Work item: The records, repeated exactly and in full, are the expected answer.

(Collected data entries)
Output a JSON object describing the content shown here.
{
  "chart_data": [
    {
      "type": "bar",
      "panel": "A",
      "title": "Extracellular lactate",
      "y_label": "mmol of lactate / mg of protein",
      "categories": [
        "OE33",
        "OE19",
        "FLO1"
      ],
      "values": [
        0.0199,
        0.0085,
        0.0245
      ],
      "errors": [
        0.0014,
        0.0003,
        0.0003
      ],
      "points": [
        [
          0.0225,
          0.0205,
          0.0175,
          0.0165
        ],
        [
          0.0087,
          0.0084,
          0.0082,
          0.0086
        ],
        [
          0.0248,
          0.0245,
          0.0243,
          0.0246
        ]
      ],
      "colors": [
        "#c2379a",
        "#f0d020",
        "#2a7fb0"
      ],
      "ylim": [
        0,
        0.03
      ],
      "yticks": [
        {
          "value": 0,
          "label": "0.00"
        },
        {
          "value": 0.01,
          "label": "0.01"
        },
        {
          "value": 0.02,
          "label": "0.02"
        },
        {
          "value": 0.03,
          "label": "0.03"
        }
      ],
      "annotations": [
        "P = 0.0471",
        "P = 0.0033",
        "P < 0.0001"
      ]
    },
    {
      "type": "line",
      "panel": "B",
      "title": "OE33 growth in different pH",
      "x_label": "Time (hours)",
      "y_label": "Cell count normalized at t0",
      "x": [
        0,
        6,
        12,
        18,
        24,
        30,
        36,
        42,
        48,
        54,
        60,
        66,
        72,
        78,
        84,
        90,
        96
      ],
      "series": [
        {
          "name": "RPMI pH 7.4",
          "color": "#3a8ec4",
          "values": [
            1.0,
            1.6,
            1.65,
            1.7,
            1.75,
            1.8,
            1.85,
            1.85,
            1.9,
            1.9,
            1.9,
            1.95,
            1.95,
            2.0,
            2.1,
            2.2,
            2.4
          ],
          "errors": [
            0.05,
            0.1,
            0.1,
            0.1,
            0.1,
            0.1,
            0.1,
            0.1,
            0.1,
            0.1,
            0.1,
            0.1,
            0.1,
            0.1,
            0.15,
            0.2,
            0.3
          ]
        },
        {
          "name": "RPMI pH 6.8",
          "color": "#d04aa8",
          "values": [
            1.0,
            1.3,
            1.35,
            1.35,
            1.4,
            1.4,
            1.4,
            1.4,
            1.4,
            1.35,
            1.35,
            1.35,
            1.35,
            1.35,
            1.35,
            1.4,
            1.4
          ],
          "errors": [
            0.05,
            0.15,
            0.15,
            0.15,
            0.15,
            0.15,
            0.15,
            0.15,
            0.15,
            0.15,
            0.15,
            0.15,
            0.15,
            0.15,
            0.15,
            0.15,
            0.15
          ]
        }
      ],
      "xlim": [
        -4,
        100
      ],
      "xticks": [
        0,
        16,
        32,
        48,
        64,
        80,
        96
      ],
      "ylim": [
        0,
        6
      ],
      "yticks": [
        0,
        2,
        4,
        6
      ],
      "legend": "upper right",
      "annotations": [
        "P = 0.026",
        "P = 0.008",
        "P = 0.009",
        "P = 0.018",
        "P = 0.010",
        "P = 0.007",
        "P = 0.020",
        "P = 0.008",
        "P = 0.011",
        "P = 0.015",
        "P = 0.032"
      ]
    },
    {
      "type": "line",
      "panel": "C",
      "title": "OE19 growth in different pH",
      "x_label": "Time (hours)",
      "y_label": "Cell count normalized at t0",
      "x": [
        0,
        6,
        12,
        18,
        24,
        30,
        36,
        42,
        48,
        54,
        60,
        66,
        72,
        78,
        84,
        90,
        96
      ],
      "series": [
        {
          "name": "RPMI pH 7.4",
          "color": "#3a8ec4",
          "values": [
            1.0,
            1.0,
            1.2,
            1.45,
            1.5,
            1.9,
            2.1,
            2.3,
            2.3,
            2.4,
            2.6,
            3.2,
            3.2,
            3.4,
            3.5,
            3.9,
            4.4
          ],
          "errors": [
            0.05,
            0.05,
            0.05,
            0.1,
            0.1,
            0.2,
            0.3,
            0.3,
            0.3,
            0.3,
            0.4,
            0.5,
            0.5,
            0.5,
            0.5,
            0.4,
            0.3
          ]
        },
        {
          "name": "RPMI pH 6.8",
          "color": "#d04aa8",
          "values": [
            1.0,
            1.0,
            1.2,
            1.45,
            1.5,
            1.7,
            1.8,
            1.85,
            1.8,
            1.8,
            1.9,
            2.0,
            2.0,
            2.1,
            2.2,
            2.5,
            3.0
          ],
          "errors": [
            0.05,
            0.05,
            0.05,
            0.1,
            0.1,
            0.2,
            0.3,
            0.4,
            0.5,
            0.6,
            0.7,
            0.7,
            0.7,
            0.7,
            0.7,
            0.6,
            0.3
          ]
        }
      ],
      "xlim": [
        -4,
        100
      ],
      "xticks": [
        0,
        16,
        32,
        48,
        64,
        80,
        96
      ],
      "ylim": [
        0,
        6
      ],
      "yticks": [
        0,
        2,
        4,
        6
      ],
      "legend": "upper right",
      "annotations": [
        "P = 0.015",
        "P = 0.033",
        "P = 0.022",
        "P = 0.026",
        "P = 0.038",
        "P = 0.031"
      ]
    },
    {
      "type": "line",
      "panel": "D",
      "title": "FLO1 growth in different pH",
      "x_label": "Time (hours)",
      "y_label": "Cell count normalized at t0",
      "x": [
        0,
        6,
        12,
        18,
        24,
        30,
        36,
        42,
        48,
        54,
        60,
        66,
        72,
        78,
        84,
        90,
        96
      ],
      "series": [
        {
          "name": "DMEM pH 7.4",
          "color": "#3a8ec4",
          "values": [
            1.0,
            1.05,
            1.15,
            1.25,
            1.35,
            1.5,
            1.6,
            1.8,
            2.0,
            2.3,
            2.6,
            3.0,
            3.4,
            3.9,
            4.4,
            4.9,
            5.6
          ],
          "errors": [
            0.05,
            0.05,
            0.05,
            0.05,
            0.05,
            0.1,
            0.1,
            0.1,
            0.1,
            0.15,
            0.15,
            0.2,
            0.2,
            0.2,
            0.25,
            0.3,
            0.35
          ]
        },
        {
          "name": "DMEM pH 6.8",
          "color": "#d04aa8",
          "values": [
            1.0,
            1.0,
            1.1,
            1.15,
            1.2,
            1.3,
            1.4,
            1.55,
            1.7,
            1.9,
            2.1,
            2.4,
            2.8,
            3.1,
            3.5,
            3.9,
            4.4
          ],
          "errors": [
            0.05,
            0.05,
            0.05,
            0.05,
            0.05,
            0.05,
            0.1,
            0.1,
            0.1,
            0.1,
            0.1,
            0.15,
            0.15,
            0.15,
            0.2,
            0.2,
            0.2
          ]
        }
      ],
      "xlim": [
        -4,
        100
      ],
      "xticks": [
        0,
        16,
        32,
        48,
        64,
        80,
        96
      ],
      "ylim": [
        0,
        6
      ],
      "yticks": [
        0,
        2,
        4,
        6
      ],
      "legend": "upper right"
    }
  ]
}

Reply to the task:
Output a JSON object describing the content shown here.
{
  "chart_data": [
    {
      "type": "bar",
      "panel": "A",
      "title": "Extracellular lactate",
      "y_label": "mmol of lactate / mg of protein",
      "categories": [
        "OE33",
        "OE19",
        "FLO1"
      ],
      "values": [
        0.0199,
        0.0085,
        0.0245
      ],
      "errors": [
        0.0014,
        0.0003,
        0.0003
      ],
      "points": [
        [
          0.0225,
          0.0205,
          0.0175,
          0.0165
        ],
        [
          0.0087,
          0.0084,
          0.0082,
          0.0086
        ],
        [
          0.0248,
          0.0245,
          0.0243,
          0.0246
        ]
      ],
      "colors": [
        "#c2379a",
        "#f0d020",
        "#2a7fb0"
      ],
      "ylim": [
        0,
        0.03
      ],
      "yticks": [
        {
          "value": 0,
          "label": "0.00"
        },
        {
          "value": 0.01,
          "label": "0.01"
        },
        {
          "value": 0.02,
          "label": "0.02"
        },
        {
          "value": 0.03,
          "label": "0.03"
        }
      ],
      "annotations": [
        "P = 0.0471",
        "P = 0.0033",
        "P < 0.0001"
      ]
    },
    {
      "type": "line",
      "panel": "B",
      "title": "OE33 growth in different pH",
      "x_label": "Time (hours)",
      "y_label": "Cell count normalized at t0",
      "x": [
        0,
        6,
        12,
        18,
        24,
        30,
        36,
        42,
        48,
        54,
        60,
        66,
        72,
        78,
        84,
        90,
        96
      ],
      "series": [
        {
          "name": "RPMI pH 7.4",
          "color": "#3a8ec4",
          "values": [
            1.0,
            1.6,
            1.65,
            1.7,
            1.75,
            1.8,
            1.85,
            1.85,
            1.9,
            1.9,
            1.9,
            1.95,
            1.95,
            2.0,
            2.1,
            2.2,
            2.4
          ],
          "errors": [
            0.05,
            0.1,
            0.1,
            0.1,
            0.1,
            0.1,
            0.1,
            0.1,
            0.1,
            0.1,
            0.1,
            0.1,
            0.1,
            0.1,
            0.15,
            0.2,
            0.3
          ]
        },
        {
          "name": "RPMI pH 6.8",
          "color": "#d04aa8",
          "values": [
            1.0,
            1.3,
            1.35,
            1.35,
            1.4,
            1.4,
            1.4,
            1.4,
            1.4,
            1.35,
            1.35,
            1.35,
            1.35,
            1.35,
            1.35,
            1.4,
            1.4
          ],
          "errors": [
            0.05,
            0.15,
            0.15,
            0.15,
            0.15,
            0.15,
            0.15,
            0.15,
            0.15,
            0.15,
            0.15,
            0.15,
            0.15,
            0.15,
            0.15,
            0.15,
            0.15
          ]
        }
      ],
      "xlim": [
        -4,
        100
      ],
      "xticks": [
        0,
        16,
        32,
        48,
        64,
        80,
        96
      ],
      "ylim": [
        0,
        6
      ],
      "yticks": [
        0,
        2,
        4,
        6
      ],
      "legend": "upper right",
      "annotations": [
        "P = 0.026",
        "P = 0.008",
        "P = 0.009",
        "P = 0.018",
        "P = 0.010",
        "P = 0.007",
        "P = 0.020",
        "P = 0.008",
        "P = 0.011",
        "P = 0.015",
        "P = 0.032"
      ]
    },
    {
      "type": "line",
      "panel": "C",
      "title": "OE19 growth in different pH",
      "x_label": "Time (hours)",
      "y_label": "Cell count normalized at t0",
      "x": [
        0,
        6,
        12,
        18,
        24,
        30,
        36,
        42,
        48,
        54,
        60,
        66,
        72,
        78,
        84,
        90,
        96
      ],
      "series": [
        {
          "name": "RPMI pH 7.4",
          "color": "#3a8ec4",
          "values": [
            1.0,
            1.0,
            1.2,
            1.45,
            1.5,
            1.9,
            2.1,
            2.3,
            2.3,
            2.4,
            2.6,
            3.2,
            3.2,
            3.4,
            3.5,
            3.9,
            4.4
          ],
          "errors": [
            0.05,
            0.05,
            0.05,
            0.1,
            0.1,
            0.2,
            0.3,
            0.3,
            0.3,
            0.3,
            0.4,
            0.5,
            0.5,
            0.5,
            0.5,
            0.4,
            0.3
          ]
        },
        {
          "name": "RPMI pH 6.8",
          "color": "#d04aa8",
          "values": [
            1.0,
            1.0,
            1.2,
            1.45,
            1.5,
            1.7,
            1.8,
            1.85,
            1.8,
            1.8,
            1.9,
            2.0,
            2.0,
            2.1,
            2.2,
            2.5,
            3.0
          ],
          "errors": [
            0.05,
            0.05,
            0.05,
            0.1,
            0.1,
            0.2,
            0.3,
            0.4,
            0.5,
            0.6,
            0.7,
            0.7,
            0.7,
            0.7,
            0.7,
            0.6,
            0.3
          ]
        }
      ],
      "xlim": [
        -4,
        100
      ],
      "xticks": [
        0,
        16,
        32,
        48,
        64,
        80,
        96
      ],
      "ylim": [
        0,
        6
      ],
      "yticks": [
        0,
        2,
        4,
        6
      ],
      "legend": "upper right",
      "annotations": [
        "P = 0.015",
        "P = 0.033",
        "P = 0.022",
        "P = 0.026",
        "P = 0.038",
        "P = 0.031"
      ]
    },
    {
      "type": "line",
      "panel": "D",
      "title": "FLO1 growth in different pH",
      "x_label": "Time (hours)",
      "y_label": "Cell count normalized at t0",
      "x": [
        0,
        6,
        12,
        18,
        24,
        30,
        36,
        42,
        48,
        54,
        60,
        66,
        72,
        78,
        84,
        90,
        96
      ],
      "series": [
        {
          "name": "DMEM pH 7.4",
          "color": "#3a8ec4",
          "values": [
            1.0,
            1.05,
            1.15,
            1.25,
            1.35,
            1.5,
            1.6,
            1.8,
            2.0,
            2.3,
            2.6,
            3.0,
            3.4,
            3.9,
            4.4,
            4.9,
            5.6
          ],
          "errors": [
            0.05,
            0.05,
            0.05,
            0.05,
            0.05,
            0.1,
            0.1,
            0.1,
            0.1,
            0.15,
            0.15,
            0.2,
            0.2,
            0.2,
            0.25,
            0.3,
            0.35
          ]
        },
        {
          "name": "DMEM pH 6.8",
          "color": "#d04aa8",
          "values": [
            1.0,
            1.0,
            1.1,
            1.15,
            1.2,
            1.3,
            1.4,
            1.55,
            1.7,
            1.9,
            2.1,
            2.4,
            2.8,
            3.1,
            3.5,
            3.9,
            4.4
          ],
          "errors": [
            0.05,
            0.05,
            0.05,
            0.05,
            0.05,
            0.05,
            0.1,
            0.1,
            0.1,
            0.1,
            0.1,
            0.15,
            0.15,
            0.15,
            0.2,
            0.2,
            0.2
          ]
        }
      ],
      "xlim": [
        -4,
        100
      ],
      "xticks": [
        0,
        16,
        32,
        48,
        64,
        80,
        96
      ],
      "ylim": [
        0,
        6
      ],
      "yticks": [
        0,
        2,
        4,
        6
      ],
      "legend": "upper right"
    }
  ]
}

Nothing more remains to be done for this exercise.